§ **SELEÇÃO**:
Módulo 28

 BISSEXUALIDADE




Noção que Freud introduziu na psicanálise por influência de Wilhelm Fliess: todo ser humano teria constitucionalmente disposições sexuais simultaneamente masculinas e femininas que surgem nos conflitos que o sujeito enfrenta para assumir o seu próprio sexo.

É, sem dúvida nenhuma, na influência de Fliess que devemos buscar as origens da noção de bissexualidade no movimento psicanalítico. Ela estava presente na literatura filosófica e psiquiátrica dos anos 1890, mas foi Fliess que se fez seu defensor junto a Freud, como atesta a sua correspondência.

A teoria da bissexualidade fundamenta-se, em primeiro lugar, em dados da anatomia e da embriologia: “Um certo grau de hermafroditismo anatômico é normal. Em todo indivíduo, macho ou fêmea, encontram-se vestígios do aparelho genital do sexo oposto [...]. Desses fatos anatômicos, conhecidos já há muito tempo, decorre a noção de um organismo bissexual na sua origem, que, no decurso da evolução, orienta-se para a monossexualidade conservando alguns restos do sexo atrofiado.”

W. Fliess atribuía um grande significado aos fatos que indicam uma bissexualidade biológica; a bissexualidade é um fenômeno humano universal, que não se limita, por exemplo, ao caso patológico da homossexualidade; acarreta consequências psicológicas essenciais. É assim que Fliess interpreta a teoria freudiana do recalque invocando o conflito entre as tendências masculinas e femininas que existe em todos os indivíduos; Freud resume nestes termos a interpretação de Fliess: “O sexo [...] que domina na pessoa teria recalcado no inconsciente a representação psíquica do sexo vencido.”

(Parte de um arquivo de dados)
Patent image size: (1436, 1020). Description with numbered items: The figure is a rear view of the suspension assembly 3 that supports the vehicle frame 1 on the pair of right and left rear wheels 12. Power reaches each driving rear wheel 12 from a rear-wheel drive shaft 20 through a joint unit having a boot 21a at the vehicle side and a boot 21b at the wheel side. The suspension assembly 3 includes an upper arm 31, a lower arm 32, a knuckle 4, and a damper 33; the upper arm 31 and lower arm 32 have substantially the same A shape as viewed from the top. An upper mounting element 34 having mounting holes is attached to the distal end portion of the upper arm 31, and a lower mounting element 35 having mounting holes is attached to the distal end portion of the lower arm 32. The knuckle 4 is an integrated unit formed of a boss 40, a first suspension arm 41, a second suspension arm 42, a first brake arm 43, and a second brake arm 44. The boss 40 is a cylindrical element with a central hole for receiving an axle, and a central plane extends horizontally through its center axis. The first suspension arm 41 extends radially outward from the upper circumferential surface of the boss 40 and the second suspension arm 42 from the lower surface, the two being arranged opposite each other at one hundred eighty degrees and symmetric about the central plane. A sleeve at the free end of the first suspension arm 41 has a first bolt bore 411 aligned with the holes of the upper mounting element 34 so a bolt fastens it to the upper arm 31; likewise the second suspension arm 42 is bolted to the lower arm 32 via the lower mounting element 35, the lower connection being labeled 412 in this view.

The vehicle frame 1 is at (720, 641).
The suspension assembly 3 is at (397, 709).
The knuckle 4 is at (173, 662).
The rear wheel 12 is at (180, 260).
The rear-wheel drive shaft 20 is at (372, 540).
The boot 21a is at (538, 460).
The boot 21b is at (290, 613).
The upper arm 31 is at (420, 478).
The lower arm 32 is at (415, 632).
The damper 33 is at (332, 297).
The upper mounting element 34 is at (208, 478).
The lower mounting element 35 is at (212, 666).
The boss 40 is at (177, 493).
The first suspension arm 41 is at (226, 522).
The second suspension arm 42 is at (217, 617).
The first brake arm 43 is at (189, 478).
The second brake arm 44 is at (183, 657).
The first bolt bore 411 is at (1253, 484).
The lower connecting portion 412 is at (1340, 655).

§ **OBJETIVOS**:
A. De acordo com o texto sobre a bissexualidade, por influência de quem Freud introduziu essa noção na psicanálise?
B. Reproduza fielmente o trecho do texto sobre a bissexualidade que vai de "É, sem dúvida" até "a sua correspondência.".

§ **RESPOSTAS ESPERADAS**:
A. Por influência de Wilhelm Fliess.

B.
É, sem dúvida nenhuma, na influência de Fliess que devemos buscar as origens da noção de bissexualidade no movimento psicanalítico. Ela estava presente na literatura filosófica e psiquiátrica dos anos 1890, mas foi Fliess que se fez seu defensor junto a Freud, como atesta a sua correspondência.